§ MATERIAL TO PROCESS
==================================================

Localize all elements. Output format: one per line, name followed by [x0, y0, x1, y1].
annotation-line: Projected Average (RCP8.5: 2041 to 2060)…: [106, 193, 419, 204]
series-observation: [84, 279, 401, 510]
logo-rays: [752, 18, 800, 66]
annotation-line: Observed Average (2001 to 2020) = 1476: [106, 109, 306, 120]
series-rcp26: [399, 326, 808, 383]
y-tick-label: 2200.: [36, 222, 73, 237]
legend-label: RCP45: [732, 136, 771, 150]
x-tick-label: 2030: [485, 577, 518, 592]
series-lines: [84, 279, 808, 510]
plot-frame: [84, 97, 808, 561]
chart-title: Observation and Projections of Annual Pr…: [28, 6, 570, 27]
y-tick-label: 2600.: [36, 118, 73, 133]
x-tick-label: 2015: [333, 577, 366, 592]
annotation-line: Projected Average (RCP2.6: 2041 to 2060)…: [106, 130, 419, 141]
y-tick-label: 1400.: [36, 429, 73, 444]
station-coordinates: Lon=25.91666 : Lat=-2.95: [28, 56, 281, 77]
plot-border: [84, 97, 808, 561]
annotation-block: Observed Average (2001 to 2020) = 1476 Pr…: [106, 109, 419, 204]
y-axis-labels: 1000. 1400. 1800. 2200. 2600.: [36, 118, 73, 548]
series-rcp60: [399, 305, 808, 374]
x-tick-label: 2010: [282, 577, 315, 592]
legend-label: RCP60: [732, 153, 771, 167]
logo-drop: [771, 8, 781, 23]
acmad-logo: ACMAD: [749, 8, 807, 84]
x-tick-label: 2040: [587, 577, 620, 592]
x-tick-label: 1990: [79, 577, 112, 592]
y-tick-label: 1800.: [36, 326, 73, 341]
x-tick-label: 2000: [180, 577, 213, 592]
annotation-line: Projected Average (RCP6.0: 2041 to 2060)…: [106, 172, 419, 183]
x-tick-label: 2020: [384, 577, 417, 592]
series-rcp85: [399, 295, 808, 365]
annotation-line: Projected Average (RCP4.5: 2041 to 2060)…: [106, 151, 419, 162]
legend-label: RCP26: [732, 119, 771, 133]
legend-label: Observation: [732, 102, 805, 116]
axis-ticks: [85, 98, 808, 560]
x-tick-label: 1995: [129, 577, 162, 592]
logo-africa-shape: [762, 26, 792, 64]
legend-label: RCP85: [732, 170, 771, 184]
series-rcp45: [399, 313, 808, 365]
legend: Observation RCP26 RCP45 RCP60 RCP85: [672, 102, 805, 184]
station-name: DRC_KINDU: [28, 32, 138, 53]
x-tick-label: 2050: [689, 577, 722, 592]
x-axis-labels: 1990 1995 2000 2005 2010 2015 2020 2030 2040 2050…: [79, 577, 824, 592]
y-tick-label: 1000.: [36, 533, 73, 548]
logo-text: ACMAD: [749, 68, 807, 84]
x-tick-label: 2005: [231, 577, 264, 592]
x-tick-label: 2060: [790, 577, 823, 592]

==================================================

Format the entries above as a numbered list, from the first line through the line containing "y-tick-label: 1000.: [36, 533, 73, 548]", including that line. Leave out blank lines.

1. Localize all elements. Output format: one per line, name followed by [x0, y0, x1, y1].
2. annotation-line: Projected Average (RCP8.5: 2041 to 2060)…: [106, 193, 419, 204]
3. series-observation: [84, 279, 401, 510]
4. logo-rays: [752, 18, 800, 66]
5. annotation-line: Observed Average (2001 to 2020) = 1476: [106, 109, 306, 120]
6. series-rcp26: [399, 326, 808, 383]
7. y-tick-label: 2200.: [36, 222, 73, 237]
8. legend-label: RCP45: [732, 136, 771, 150]
9. x-tick-label: 2030: [485, 577, 518, 592]
10. series-lines: [84, 279, 808, 510]
11. plot-frame: [84, 97, 808, 561]
12. chart-title: Observation and Projections of Annual Pr…: [28, 6, 570, 27]
13. y-tick-label: 2600.: [36, 118, 73, 133]
14. x-tick-label: 2015: [333, 577, 366, 592]
15. annotation-line: Projected Average (RCP2.6: 2041 to 2060)…: [106, 130, 419, 141]
16. y-tick-label: 1400.: [36, 429, 73, 444]
17. station-coordinates: Lon=25.91666 : Lat=-2.95: [28, 56, 281, 77]
18. plot-border: [84, 97, 808, 561]
19. annotation-block: Observed Average (2001 to 2020) = 1476 Pr…: [106, 109, 419, 204]
20. y-axis-labels: 1000. 1400. 1800. 2200. 2600.: [36, 118, 73, 548]
21. series-rcp60: [399, 305, 808, 374]
22. x-tick-label: 2010: [282, 577, 315, 592]
23. legend-label: RCP60: [732, 153, 771, 167]
24. logo-drop: [771, 8, 781, 23]
25. acmad-logo: ACMAD: [749, 8, 807, 84]
26. x-tick-label: 2040: [587, 577, 620, 592]
27. x-tick-label: 1990: [79, 577, 112, 592]
28. y-tick-label: 1800.: [36, 326, 73, 341]
29. x-tick-label: 2000: [180, 577, 213, 592]
30. annotation-line: Projected Average (RCP6.0: 2041 to 2060)…: [106, 172, 419, 183]
31. x-tick-label: 2020: [384, 577, 417, 592]
32. series-rcp85: [399, 295, 808, 365]
33. annotation-line: Projected Average (RCP4.5: 2041 to 2060)…: [106, 151, 419, 162]
34. legend-label: RCP26: [732, 119, 771, 133]
35. legend-label: Observation: [732, 102, 805, 116]
36. axis-ticks: [85, 98, 808, 560]
37. x-tick-label: 1995: [129, 577, 162, 592]
38. logo-africa-shape: [762, 26, 792, 64]
39. legend-label: RCP85: [732, 170, 771, 184]
40. series-rcp45: [399, 313, 808, 365]
41. legend: Observation RCP26 RCP45 RCP60 RCP85: [672, 102, 805, 184]
42. station-name: DRC_KINDU: [28, 32, 138, 53]
43. x-tick-label: 2050: [689, 577, 722, 592]
44. x-axis-labels: 1990 1995 2000 2005 2010 2015 2020 2030 2040 2050…: [79, 577, 824, 592]
45. y-tick-label: 1000.: [36, 533, 73, 548]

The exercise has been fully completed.